EXERCISE MATERIALS:
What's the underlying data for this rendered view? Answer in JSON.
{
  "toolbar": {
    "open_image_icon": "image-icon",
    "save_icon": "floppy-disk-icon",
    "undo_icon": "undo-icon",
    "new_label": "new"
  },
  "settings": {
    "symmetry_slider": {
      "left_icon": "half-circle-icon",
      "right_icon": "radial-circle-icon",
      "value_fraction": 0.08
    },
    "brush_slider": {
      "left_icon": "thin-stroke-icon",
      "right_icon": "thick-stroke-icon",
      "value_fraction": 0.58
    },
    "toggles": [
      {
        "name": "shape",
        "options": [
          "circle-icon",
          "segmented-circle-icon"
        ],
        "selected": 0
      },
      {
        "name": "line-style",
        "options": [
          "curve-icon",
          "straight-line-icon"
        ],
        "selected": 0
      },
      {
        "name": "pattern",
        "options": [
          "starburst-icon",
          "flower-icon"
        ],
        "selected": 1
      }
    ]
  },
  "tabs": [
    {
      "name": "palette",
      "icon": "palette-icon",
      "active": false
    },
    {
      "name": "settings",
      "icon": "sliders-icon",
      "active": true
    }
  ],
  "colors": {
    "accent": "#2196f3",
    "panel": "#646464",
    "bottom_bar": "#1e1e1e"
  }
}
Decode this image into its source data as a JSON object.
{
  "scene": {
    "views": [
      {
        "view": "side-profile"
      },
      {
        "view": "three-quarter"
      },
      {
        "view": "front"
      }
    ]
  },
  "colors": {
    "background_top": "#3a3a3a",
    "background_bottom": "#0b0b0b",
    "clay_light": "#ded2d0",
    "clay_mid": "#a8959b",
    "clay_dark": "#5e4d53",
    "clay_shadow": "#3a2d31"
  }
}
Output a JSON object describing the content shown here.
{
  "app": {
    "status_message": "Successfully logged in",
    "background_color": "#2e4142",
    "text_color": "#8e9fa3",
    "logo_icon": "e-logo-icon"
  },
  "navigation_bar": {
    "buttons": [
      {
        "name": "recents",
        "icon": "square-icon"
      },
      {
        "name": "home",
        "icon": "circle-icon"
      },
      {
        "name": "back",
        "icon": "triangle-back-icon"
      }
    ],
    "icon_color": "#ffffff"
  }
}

SET TASK:
Repeat word for word the lines running from the line containing "Output a JSON" to the end of the entries above, inclusive.

THE RESULT:
Output a JSON object describing the content shown here.
{
  "app": {
    "status_message": "Successfully logged in",
    "background_color": "#2e4142",
    "text_color": "#8e9fa3",
    "logo_icon": "e-logo-icon"
  },
  "navigation_bar": {
    "buttons": [
      {
        "name": "recents",
        "icon": "square-icon"
      },
      {
        "name": "home",
        "icon": "circle-icon"
      },
      {
        "name": "back",
        "icon": "triangle-back-icon"
      }
    ],
    "icon_color": "#ffffff"
  }
}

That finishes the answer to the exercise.